*Aim:* Read the records and gather each line that includes "sebelum".

*Input for this task:*
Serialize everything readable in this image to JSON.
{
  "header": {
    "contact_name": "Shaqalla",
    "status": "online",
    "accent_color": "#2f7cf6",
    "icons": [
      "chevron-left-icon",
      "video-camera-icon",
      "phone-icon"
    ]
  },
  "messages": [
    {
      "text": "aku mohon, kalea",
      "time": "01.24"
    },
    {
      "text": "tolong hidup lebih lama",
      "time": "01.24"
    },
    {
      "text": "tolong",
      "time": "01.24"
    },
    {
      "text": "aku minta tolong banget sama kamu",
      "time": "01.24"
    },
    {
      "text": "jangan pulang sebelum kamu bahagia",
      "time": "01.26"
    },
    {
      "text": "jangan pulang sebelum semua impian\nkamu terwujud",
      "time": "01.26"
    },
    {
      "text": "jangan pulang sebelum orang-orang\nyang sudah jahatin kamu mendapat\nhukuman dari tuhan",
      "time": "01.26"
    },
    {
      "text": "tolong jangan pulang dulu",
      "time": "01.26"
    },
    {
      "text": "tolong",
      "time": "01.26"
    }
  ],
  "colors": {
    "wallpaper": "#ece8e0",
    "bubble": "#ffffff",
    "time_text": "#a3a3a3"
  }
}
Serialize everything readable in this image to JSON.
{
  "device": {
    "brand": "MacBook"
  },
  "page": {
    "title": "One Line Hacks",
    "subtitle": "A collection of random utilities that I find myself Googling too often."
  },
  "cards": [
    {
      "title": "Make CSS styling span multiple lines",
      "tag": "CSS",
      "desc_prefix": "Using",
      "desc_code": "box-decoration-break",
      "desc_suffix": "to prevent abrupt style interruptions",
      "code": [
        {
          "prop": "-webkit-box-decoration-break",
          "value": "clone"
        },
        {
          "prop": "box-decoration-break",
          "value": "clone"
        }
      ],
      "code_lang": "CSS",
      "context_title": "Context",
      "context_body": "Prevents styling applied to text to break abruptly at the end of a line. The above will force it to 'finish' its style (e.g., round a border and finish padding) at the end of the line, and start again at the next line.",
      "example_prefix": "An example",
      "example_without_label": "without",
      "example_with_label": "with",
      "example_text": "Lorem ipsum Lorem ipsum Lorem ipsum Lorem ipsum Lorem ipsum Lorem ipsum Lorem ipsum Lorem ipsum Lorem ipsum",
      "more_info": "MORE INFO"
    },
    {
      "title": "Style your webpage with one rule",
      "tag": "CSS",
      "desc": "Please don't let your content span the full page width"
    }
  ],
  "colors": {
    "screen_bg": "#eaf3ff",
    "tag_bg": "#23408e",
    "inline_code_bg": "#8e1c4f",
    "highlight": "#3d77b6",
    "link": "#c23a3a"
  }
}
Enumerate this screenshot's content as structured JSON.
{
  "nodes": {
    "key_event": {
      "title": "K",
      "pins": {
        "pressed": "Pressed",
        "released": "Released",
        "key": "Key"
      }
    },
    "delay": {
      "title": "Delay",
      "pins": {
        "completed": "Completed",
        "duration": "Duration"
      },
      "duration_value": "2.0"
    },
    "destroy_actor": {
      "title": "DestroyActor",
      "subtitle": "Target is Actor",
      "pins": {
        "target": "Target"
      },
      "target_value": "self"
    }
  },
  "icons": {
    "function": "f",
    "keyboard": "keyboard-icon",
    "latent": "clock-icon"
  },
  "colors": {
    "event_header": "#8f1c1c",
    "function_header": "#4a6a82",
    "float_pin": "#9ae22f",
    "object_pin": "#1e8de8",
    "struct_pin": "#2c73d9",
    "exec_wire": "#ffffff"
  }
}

*Complete answer:*
      "text": "jangan pulang sebelum kamu bahagia",
      "text": "jangan pulang sebelum semua impian\nkamu terwujud",
      "text": "jangan pulang sebelum orang-orang\nyang sudah jahatin kamu mendapat\nhukuman dari tuhan",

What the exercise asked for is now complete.